## start RECORDS PROVIDED

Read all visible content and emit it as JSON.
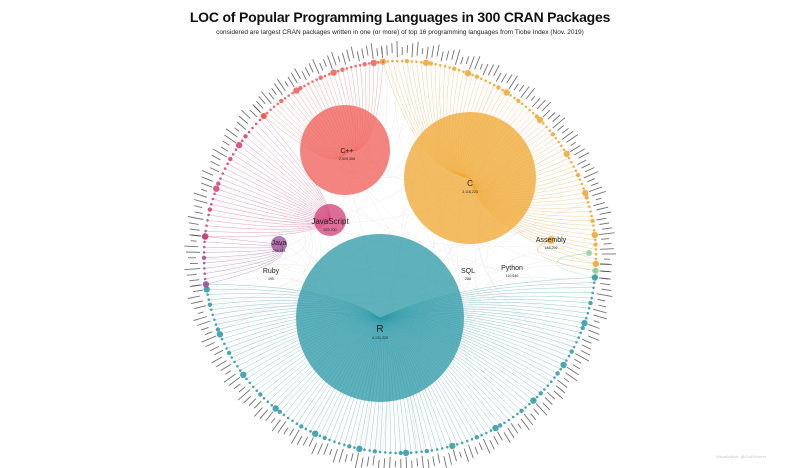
{
  "title": "LOC of Popular Programming Languages in 300 CRAN Packages",
  "subtitle": "considered are largest CRAN packages written in one (or more) of top 16 programming languages from Tiobe Index (Nov. 2019)",
  "credit": "Visualization: @CedScherer",
  "colors": {
    "R": "#2a97a5",
    "C": "#efa52f",
    "Cpp": "#ef5b54",
    "JavaScript": "#d23d74",
    "Java": "#9b4a98",
    "Assembly": "#efa52f",
    "Python": "#82cf8e",
    "link": "#e6e6e6",
    "label": "#222222"
  },
  "languages": [
    {
      "id": "R",
      "name": "R",
      "loc": "4,131,329",
      "color_key": "R"
    },
    {
      "id": "C",
      "name": "C",
      "loc": "3,116,223",
      "color_key": "C"
    },
    {
      "id": "Cpp",
      "name": "C++",
      "loc": "2,509,355",
      "color_key": "Cpp"
    },
    {
      "id": "JavaScript",
      "name": "JavaScript",
      "loc": "529,700",
      "color_key": "JavaScript"
    },
    {
      "id": "Java",
      "name": "Java",
      "loc": "258,184",
      "color_key": "Java"
    },
    {
      "id": "Assembly",
      "name": "Assembly",
      "loc": "148,292",
      "color_key": "Assembly"
    },
    {
      "id": "Python",
      "name": "Python",
      "loc": "110,640",
      "color_key": "Python"
    },
    {
      "id": "SQL",
      "name": "SQL",
      "loc": "288",
      "color_key": "R"
    },
    {
      "id": "Ruby",
      "name": "Ruby",
      "loc": "195",
      "color_key": "R"
    }
  ]
}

## end RECORDS PROVIDED

▶ _TASK REQUIREMENTS_:
Keep the pictures out of the copy and return the rest of the data above exactly.

▶ _ANSWER TO THE TASK_:
Read all visible content and emit it as JSON.
{
  "title": "LOC of Popular Programming Languages in 300 CRAN Packages",
  "subtitle": "considered are largest CRAN packages written in one (or more) of top 16 programming languages from Tiobe Index (Nov. 2019)",
  "credit": "Visualization: @CedScherer",
  "colors": {
    "R": "#2a97a5",
    "C": "#efa52f",
    "Cpp": "#ef5b54",
    "JavaScript": "#d23d74",
    "Java": "#9b4a98",
    "Assembly": "#efa52f",
    "Python": "#82cf8e",
    "link": "#e6e6e6",
    "label": "#222222"
  },
  "languages": [
    {
      "id": "R",
      "name": "R",
      "loc": "4,131,329",
      "color_key": "R"
    },
    {
      "id": "C",
      "name": "C",
      "loc": "3,116,223",
      "color_key": "C"
    },
    {
      "id": "Cpp",
      "name": "C++",
      "loc": "2,509,355",
      "color_key": "Cpp"
    },
    {
      "id": "JavaScript",
      "name": "JavaScript",
      "loc": "529,700",
      "color_key": "JavaScript"
    },
    {
      "id": "Java",
      "name": "Java",
      "loc": "258,184",
      "color_key": "Java"
    },
    {
      "id": "Assembly",
      "name": "Assembly",
      "loc": "148,292",
      "color_key": "Assembly"
    },
    {
      "id": "Python",
      "name": "Python",
      "loc": "110,640",
      "color_key": "Python"
    },
    {
      "id": "SQL",
      "name": "SQL",
      "loc": "288",
      "color_key": "R"
    },
    {
      "id": "Ruby",
      "name": "Ruby",
      "loc": "195",
      "color_key": "R"
    }
  ]
}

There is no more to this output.